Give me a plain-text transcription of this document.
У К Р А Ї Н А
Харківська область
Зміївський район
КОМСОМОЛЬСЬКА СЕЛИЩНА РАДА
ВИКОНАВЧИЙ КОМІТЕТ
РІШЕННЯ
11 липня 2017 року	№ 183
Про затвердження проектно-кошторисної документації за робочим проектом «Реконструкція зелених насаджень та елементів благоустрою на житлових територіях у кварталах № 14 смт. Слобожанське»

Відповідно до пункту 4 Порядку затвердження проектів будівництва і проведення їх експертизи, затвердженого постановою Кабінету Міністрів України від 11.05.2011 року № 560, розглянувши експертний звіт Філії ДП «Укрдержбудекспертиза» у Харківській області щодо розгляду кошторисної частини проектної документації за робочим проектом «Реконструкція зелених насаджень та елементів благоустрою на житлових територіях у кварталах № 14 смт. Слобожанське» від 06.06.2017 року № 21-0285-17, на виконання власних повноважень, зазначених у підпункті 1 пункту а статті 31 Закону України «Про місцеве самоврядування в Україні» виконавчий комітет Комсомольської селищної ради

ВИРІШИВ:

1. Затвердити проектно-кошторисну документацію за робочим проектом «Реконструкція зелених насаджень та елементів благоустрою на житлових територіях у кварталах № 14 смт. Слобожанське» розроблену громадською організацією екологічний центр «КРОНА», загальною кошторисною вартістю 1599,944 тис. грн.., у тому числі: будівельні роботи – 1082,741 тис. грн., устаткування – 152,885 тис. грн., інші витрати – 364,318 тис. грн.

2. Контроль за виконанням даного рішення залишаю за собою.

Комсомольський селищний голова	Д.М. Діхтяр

• • •

• [What you should do] Going through the lines above one by one, tally those with the word "року" and give only the total.

• [Complete answer] 2